Excerpted text:
Content starts
Audio podCast News podcast

41 – Primoz Gabrijelcic – OmniThreadLibrary

Primoz is a long time Delphi developer as well as writer for The Delphi Magazine, Monitor and Blaise Pascal magazines.  You may know him from his blog or his OmniThreadLibrary for threading in Delphi.  You can also find his articles at 17th Elephant and he is on Stack Overflow.

  • We discuss Delphi Mac support
  • Delphi Garbage Collection
  • 64-Bit Delphi
  • The OmniThreadLibrary
  • and more!

11 replies on “41 – Primoz Gabrijelcic – OmniThreadLibrary”

Calling them “memory leaks or whatever you want to call them” is really awkward and needlessly confuses the issue. I think we’ve got a bad definition of memory leaks. Theoretically, a memory leak is memory that can no longer be reached by the program, and a good garbage collector does (if it works) make this impossible. But in practice, that’s not a memory leak, that’s *one cause of* a memory leak.

Here’s a better practical definition that eliminates a lot of awkwardness in discussion: A memory leak is when your program continues to hold on to memory after it is no longer needed. This can be caused by untraceable references, or by continuing to hold a reference to something that you no longer need, or probably be a few other things as well.

The end result is the same: your program’s memory footprint goes up unnecessarily, leaving less RAM available for other programs on the system, and making your program more likely to need to hit the swapfile, slowing it down.

It’s Blaise not Blasie and your pronunciation was way out. The guy’s name was Blaise Pascal and you really ought to get on top of that if you are purporting to be a Delphi expert!!

Thanks for the podcast though.
Content ends
[Stored data entries]
Content starts
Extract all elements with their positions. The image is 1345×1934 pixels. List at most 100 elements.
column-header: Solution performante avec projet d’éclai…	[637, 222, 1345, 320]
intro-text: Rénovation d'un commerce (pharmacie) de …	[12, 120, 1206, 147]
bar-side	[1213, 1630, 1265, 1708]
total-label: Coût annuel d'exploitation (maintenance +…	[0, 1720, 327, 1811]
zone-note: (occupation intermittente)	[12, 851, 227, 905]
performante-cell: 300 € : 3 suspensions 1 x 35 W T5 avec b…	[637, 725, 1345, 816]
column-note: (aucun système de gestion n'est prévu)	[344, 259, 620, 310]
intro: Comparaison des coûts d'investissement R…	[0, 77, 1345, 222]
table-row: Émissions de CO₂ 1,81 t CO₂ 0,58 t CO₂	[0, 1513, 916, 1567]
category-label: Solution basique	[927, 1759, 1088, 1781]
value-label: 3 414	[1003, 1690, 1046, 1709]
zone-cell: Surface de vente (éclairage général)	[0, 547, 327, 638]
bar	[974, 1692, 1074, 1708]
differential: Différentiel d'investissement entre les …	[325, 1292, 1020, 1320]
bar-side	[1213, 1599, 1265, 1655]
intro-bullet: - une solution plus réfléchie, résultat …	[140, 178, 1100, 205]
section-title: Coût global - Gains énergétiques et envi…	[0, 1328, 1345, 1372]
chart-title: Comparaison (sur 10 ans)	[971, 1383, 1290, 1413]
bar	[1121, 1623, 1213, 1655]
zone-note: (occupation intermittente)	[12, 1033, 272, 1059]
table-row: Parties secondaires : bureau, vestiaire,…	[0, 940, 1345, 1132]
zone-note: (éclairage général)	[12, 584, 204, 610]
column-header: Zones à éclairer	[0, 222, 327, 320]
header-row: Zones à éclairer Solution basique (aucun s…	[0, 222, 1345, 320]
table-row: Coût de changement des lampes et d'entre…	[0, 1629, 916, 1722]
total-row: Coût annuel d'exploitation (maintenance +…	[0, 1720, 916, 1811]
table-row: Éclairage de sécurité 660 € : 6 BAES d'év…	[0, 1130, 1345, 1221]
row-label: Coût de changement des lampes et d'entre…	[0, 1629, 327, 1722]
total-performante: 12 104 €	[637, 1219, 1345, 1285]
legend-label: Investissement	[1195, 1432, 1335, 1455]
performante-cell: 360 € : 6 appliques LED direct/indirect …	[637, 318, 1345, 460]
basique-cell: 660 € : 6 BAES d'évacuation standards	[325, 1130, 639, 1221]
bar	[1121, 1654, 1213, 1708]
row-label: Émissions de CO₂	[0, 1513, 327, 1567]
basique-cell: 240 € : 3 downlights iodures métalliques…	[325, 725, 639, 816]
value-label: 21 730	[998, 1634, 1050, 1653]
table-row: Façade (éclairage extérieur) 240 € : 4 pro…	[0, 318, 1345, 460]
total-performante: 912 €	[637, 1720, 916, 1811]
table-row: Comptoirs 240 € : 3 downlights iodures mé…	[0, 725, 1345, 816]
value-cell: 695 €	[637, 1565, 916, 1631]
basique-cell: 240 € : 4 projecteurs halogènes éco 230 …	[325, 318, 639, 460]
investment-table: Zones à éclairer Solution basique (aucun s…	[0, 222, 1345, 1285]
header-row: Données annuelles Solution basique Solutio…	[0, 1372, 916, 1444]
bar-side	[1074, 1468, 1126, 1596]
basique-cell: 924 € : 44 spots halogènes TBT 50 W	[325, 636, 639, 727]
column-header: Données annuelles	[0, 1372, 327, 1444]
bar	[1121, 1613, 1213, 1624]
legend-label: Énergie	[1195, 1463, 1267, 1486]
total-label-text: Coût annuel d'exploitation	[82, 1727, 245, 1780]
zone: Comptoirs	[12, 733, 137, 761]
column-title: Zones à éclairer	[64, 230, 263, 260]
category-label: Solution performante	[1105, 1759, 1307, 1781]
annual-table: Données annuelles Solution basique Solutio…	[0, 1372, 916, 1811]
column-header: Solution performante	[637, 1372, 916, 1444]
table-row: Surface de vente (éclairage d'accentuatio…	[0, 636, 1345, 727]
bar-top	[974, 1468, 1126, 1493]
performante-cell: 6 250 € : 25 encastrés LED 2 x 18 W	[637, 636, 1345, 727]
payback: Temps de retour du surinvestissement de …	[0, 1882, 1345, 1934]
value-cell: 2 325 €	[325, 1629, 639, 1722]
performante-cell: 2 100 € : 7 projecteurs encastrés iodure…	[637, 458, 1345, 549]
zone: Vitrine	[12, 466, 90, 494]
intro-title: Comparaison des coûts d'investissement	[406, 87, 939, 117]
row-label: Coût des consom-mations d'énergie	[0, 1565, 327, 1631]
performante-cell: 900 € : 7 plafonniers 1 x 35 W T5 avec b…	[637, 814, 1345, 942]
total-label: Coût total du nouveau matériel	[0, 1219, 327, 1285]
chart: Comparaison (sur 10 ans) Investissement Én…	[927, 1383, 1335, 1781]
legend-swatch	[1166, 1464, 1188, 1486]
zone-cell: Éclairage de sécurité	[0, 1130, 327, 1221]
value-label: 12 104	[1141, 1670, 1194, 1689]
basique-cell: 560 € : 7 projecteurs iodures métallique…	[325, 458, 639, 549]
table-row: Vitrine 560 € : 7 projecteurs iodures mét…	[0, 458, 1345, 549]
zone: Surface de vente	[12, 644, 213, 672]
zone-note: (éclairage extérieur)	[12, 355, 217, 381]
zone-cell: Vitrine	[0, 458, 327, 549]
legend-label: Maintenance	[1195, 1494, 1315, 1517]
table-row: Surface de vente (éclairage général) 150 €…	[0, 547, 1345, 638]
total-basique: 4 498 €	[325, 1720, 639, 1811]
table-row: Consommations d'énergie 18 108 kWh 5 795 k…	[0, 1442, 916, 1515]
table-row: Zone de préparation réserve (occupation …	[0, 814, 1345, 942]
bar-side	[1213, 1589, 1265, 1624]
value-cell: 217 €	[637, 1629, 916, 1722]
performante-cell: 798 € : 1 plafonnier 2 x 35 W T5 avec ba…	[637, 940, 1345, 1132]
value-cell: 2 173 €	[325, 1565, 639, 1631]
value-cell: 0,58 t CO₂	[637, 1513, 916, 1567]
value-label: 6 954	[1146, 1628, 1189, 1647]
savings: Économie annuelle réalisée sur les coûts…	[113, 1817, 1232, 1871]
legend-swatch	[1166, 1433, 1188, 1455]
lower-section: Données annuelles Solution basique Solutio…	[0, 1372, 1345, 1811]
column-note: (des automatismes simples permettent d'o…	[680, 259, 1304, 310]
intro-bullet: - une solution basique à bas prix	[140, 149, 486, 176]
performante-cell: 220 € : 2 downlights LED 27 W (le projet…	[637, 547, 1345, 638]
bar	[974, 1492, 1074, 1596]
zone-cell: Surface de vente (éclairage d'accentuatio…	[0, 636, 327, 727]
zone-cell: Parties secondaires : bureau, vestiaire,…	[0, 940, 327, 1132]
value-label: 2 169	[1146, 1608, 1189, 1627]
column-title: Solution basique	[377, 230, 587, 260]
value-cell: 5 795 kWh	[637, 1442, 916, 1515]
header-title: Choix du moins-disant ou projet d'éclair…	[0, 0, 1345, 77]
Content ends
Work instruction 1:
List the magazines that Primoz is said to write for, according to the podcast episode page.
Work instruction 2:
Reproduce verbatim the passage of the podcast episode page from "It’s Blaise not" to "the podcast though.".
Work instruction 3:
Write what follows the final sentence of the podcast episode page.

Written response 1:
The Delphi Magazine, Monitor, Blaise Pascal

Written response 2:
It’s Blaise not Blasie and your pronunciation was way out. The guy’s name was Blaise Pascal and you really ought to get on top of that if you are purporting to be a Delphi expert!!

Thanks for the podcast though.

Written response 3:
@Mason: I do agree with your definition. Now we only have to re-record the interview 🙂

In my defense – it’s sometimes hard for me to quickly formulate my answers in English and then I get slightly lost.

@David: I fixed the spelling, and I never claimed to be a Delphi Expert, but glad you think so. I knew the pronunciation was off, but it was after 2 AM and I was having a hard time convincing my mouth to say it right. Thanks for the catch though.

@Mason: I agree those are memory leaks, but I also know that I have been in many heated debates with individuals who claim they are not, so acknowledging that some people would not call them a memory leak is fair.

@Gabr: I’ll take this episode down and we can try to record it again. It will give me more time to work on my pronunciation.


Why take it down? There’s lots of good stuff there. Pronunciation doesn’t matter. Well, it’s good to try to get it right but really, it doesn’t distract from what you’ve done here.

Mea culpa! And to think that as a Brit, and a sarcastic one at that, I really ought to be able to detect a bit of irony when I see it. Oh well, back to the drawing board for me!